The task
Set down each record exactly as written.

Material provided
%%

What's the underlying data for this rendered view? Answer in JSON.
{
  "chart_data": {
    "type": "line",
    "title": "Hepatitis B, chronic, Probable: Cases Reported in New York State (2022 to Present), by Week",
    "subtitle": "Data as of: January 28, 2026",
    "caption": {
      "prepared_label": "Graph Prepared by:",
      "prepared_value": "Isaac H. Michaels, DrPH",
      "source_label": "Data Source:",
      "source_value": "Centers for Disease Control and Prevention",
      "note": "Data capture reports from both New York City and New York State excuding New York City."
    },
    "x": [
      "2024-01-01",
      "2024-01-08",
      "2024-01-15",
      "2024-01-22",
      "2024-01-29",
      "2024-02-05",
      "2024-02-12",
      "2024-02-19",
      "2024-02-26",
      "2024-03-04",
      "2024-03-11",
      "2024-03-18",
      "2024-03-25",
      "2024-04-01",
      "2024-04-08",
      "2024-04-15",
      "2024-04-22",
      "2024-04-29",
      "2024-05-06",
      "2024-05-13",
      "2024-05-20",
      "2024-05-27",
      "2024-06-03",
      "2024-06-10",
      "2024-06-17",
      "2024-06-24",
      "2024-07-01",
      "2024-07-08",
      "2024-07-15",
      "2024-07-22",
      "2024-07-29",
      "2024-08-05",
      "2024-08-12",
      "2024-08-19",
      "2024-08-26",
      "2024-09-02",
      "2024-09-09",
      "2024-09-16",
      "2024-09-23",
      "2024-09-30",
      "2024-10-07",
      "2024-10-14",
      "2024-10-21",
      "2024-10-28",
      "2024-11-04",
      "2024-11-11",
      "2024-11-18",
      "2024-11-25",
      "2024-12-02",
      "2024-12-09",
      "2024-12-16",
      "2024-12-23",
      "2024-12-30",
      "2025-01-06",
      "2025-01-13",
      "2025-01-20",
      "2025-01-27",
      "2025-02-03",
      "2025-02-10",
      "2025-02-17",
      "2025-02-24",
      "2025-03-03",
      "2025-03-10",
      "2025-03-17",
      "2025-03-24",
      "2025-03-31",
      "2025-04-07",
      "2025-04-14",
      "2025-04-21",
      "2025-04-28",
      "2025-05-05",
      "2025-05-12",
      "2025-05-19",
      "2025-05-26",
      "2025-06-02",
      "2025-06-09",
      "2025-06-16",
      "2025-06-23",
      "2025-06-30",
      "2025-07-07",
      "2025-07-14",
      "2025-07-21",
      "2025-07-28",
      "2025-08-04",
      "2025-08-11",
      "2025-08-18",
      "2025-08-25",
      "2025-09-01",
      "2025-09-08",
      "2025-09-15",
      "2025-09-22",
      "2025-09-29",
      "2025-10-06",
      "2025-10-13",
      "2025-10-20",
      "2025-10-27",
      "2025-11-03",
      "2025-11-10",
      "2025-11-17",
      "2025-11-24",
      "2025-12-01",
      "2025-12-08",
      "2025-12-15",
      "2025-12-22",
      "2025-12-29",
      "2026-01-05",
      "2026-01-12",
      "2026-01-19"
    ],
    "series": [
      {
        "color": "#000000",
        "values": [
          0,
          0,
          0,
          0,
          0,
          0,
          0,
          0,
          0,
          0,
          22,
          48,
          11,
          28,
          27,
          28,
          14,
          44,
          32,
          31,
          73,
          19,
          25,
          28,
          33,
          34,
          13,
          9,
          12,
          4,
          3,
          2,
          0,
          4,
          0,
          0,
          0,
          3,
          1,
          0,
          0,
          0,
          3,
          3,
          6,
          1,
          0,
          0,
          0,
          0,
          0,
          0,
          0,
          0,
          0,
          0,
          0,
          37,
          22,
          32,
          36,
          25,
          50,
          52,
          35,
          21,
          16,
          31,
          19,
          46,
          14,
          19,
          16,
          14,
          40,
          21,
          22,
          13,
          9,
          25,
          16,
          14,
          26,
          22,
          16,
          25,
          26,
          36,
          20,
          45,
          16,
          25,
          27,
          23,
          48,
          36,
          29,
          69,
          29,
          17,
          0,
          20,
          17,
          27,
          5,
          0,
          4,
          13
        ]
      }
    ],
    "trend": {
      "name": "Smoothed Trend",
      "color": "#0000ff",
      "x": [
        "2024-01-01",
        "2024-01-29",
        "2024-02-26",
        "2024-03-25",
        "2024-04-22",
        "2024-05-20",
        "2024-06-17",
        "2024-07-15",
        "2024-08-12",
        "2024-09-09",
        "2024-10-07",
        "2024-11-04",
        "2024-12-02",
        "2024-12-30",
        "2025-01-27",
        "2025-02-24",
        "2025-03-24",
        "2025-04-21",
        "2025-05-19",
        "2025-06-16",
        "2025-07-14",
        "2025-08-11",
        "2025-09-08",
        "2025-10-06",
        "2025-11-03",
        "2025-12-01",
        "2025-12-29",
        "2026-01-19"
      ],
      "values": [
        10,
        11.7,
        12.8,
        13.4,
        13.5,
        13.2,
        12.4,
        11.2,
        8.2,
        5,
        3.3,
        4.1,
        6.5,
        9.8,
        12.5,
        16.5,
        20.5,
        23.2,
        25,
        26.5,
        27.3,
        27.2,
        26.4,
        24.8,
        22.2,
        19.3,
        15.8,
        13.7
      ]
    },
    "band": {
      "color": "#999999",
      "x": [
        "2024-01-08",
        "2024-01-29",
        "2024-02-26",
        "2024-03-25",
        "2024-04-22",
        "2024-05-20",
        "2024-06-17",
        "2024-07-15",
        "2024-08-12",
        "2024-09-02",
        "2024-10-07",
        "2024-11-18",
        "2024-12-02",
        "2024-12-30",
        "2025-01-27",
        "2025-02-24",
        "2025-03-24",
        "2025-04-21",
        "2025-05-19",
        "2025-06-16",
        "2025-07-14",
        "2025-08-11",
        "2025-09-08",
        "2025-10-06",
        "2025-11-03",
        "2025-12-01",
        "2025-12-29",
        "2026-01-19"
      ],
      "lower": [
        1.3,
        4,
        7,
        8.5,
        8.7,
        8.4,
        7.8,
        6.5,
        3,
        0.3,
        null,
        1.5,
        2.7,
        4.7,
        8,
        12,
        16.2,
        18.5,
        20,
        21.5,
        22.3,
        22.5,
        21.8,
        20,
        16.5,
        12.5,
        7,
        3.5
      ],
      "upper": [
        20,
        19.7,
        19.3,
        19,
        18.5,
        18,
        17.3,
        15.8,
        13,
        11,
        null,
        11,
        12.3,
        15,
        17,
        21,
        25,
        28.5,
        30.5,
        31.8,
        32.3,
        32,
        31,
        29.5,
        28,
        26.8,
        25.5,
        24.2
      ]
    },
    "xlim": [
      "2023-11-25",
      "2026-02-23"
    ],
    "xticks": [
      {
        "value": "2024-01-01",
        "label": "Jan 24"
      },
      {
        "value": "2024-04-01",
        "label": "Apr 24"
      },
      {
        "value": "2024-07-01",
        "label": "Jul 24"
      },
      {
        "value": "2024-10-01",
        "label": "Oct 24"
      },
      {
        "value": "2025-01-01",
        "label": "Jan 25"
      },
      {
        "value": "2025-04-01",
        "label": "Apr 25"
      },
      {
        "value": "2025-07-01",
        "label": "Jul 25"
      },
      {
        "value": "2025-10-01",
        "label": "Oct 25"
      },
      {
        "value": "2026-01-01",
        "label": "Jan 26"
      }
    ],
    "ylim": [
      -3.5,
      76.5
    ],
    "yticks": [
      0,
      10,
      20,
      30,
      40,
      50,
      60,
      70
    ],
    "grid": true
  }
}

%%

The reply
What's the underlying data for this rendered view? Answer in JSON.
{
  "chart_data": {
    "type": "line",
    "title": "Hepatitis B, chronic, Probable: Cases Reported in New York State (2022 to Present), by Week",
    "subtitle": "Data as of: January 28, 2026",
    "caption": {
      "prepared_label": "Graph Prepared by:",
      "prepared_value": "Isaac H. Michaels, DrPH",
      "source_label": "Data Source:",
      "source_value": "Centers for Disease Control and Prevention",
      "note": "Data capture reports from both New York City and New York State excuding New York City."
    },
    "x": [
      "2024-01-01",
      "2024-01-08",
      "2024-01-15",
      "2024-01-22",
      "2024-01-29",
      "2024-02-05",
      "2024-02-12",
      "2024-02-19",
      "2024-02-26",
      "2024-03-04",
      "2024-03-11",
      "2024-03-18",
      "2024-03-25",
      "2024-04-01",
      "2024-04-08",
      "2024-04-15",
      "2024-04-22",
      "2024-04-29",
      "2024-05-06",
      "2024-05-13",
      "2024-05-20",
      "2024-05-27",
      "2024-06-03",
      "2024-06-10",
      "2024-06-17",
      "2024-06-24",
      "2024-07-01",
      "2024-07-08",
      "2024-07-15",
      "2024-07-22",
      "2024-07-29",
      "2024-08-05",
      "2024-08-12",
      "2024-08-19",
      "2024-08-26",
      "2024-09-02",
      "2024-09-09",
      "2024-09-16",
      "2024-09-23",
      "2024-09-30",
      "2024-10-07",
      "2024-10-14",
      "2024-10-21",
      "2024-10-28",
      "2024-11-04",
      "2024-11-11",
      "2024-11-18",
      "2024-11-25",
      "2024-12-02",
      "2024-12-09",
      "2024-12-16",
      "2024-12-23",
      "2024-12-30",
      "2025-01-06",
      "2025-01-13",
      "2025-01-20",
      "2025-01-27",
      "2025-02-03",
      "2025-02-10",
      "2025-02-17",
      "2025-02-24",
      "2025-03-03",
      "2025-03-10",
      "2025-03-17",
      "2025-03-24",
      "2025-03-31",
      "2025-04-07",
      "2025-04-14",
      "2025-04-21",
      "2025-04-28",
      "2025-05-05",
      "2025-05-12",
      "2025-05-19",
      "2025-05-26",
      "2025-06-02",
      "2025-06-09",
      "2025-06-16",
      "2025-06-23",
      "2025-06-30",
      "2025-07-07",
      "2025-07-14",
      "2025-07-21",
      "2025-07-28",
      "2025-08-04",
      "2025-08-11",
      "2025-08-18",
      "2025-08-25",
      "2025-09-01",
      "2025-09-08",
      "2025-09-15",
      "2025-09-22",
      "2025-09-29",
      "2025-10-06",
      "2025-10-13",
      "2025-10-20",
      "2025-10-27",
      "2025-11-03",
      "2025-11-10",
      "2025-11-17",
      "2025-11-24",
      "2025-12-01",
      "2025-12-08",
      "2025-12-15",
      "2025-12-22",
      "2025-12-29",
      "2026-01-05",
      "2026-01-12",
      "2026-01-19"
    ],
    "series": [
      {
        "color": "#000000",
        "values": [
          0,
          0,
          0,
          0,
          0,
          0,
          0,
          0,
          0,
          0,
          22,
          48,
          11,
          28,
          27,
          28,
          14,
          44,
          32,
          31,
          73,
          19,
          25,
          28,
          33,
          34,
          13,
          9,
          12,
          4,
          3,
          2,
          0,
          4,
          0,
          0,
          0,
          3,
          1,
          0,
          0,
          0,
          3,
          3,
          6,
          1,
          0,
          0,
          0,
          0,
          0,
          0,
          0,
          0,
          0,
          0,
          0,
          37,
          22,
          32,
          36,
          25,
          50,
          52,
          35,
          21,
          16,
          31,
          19,
          46,
          14,
          19,
          16,
          14,
          40,
          21,
          22,
          13,
          9,
          25,
          16,
          14,
          26,
          22,
          16,
          25,
          26,
          36,
          20,
          45,
          16,
          25,
          27,
          23,
          48,
          36,
          29,
          69,
          29,
          17,
          0,
          20,
          17,
          27,
          5,
          0,
          4,
          13
        ]
      }
    ],
    "trend": {
      "name": "Smoothed Trend",
      "color": "#0000ff",
      "x": [
        "2024-01-01",
        "2024-01-29",
        "2024-02-26",
        "2024-03-25",
        "2024-04-22",
        "2024-05-20",
        "2024-06-17",
        "2024-07-15",
        "2024-08-12",
        "2024-09-09",
        "2024-10-07",
        "2024-11-04",
        "2024-12-02",
        "2024-12-30",
        "2025-01-27",
        "2025-02-24",
        "2025-03-24",
        "2025-04-21",
        "2025-05-19",
        "2025-06-16",
        "2025-07-14",
        "2025-08-11",
        "2025-09-08",
        "2025-10-06",
        "2025-11-03",
        "2025-12-01",
        "2025-12-29",
        "2026-01-19"
      ],
      "values": [
        10,
        11.7,
        12.8,
        13.4,
        13.5,
        13.2,
        12.4,
        11.2,
        8.2,
        5,
        3.3,
        4.1,
        6.5,
        9.8,
        12.5,
        16.5,
        20.5,
        23.2,
        25,
        26.5,
        27.3,
        27.2,
        26.4,
        24.8,
        22.2,
        19.3,
        15.8,
        13.7
      ]
    },
    "band": {
      "color": "#999999",
      "x": [
        "2024-01-08",
        "2024-01-29",
        "2024-02-26",
        "2024-03-25",
        "2024-04-22",
        "2024-05-20",
        "2024-06-17",
        "2024-07-15",
        "2024-08-12",
        "2024-09-02",
        "2024-10-07",
        "2024-11-18",
        "2024-12-02",
        "2024-12-30",
        "2025-01-27",
        "2025-02-24",
        "2025-03-24",
        "2025-04-21",
        "2025-05-19",
        "2025-06-16",
        "2025-07-14",
        "2025-08-11",
        "2025-09-08",
        "2025-10-06",
        "2025-11-03",
        "2025-12-01",
        "2025-12-29",
        "2026-01-19"
      ],
      "lower": [
        1.3,
        4,
        7,
        8.5,
        8.7,
        8.4,
        7.8,
        6.5,
        3,
        0.3,
        null,
        1.5,
        2.7,
        4.7,
        8,
        12,
        16.2,
        18.5,
        20,
        21.5,
        22.3,
        22.5,
        21.8,
        20,
        16.5,
        12.5,
        7,
        3.5
      ],
      "upper": [
        20,
        19.7,
        19.3,
        19,
        18.5,
        18,
        17.3,
        15.8,
        13,
        11,
        null,
        11,
        12.3,
        15,
        17,
        21,
        25,
        28.5,
        30.5,
        31.8,
        32.3,
        32,
        31,
        29.5,
        28,
        26.8,
        25.5,
        24.2
      ]
    },
    "xlim": [
      "2023-11-25",
      "2026-02-23"
    ],
    "xticks": [
      {
        "value": "2024-01-01",
        "label": "Jan 24"
      },
      {
        "value": "2024-04-01",
        "label": "Apr 24"
      },
      {
        "value": "2024-07-01",
        "label": "Jul 24"
      },
      {
        "value": "2024-10-01",
        "label": "Oct 24"
      },
      {
        "value": "2025-01-01",
        "label": "Jan 25"
      },
      {
        "value": "2025-04-01",
        "label": "Apr 25"
      },
      {
        "value": "2025-07-01",
        "label": "Jul 25"
      },
      {
        "value": "2025-10-01",
        "label": "Oct 25"
      },
      {
        "value": "2026-01-01",
        "label": "Jan 26"
      }
    ],
    "ylim": [
      -3.5,
      76.5
    ],
    "yticks": [
      0,
      10,
      20,
      30,
      40,
      50,
      60,
      70
    ],
    "grid": true
  }
}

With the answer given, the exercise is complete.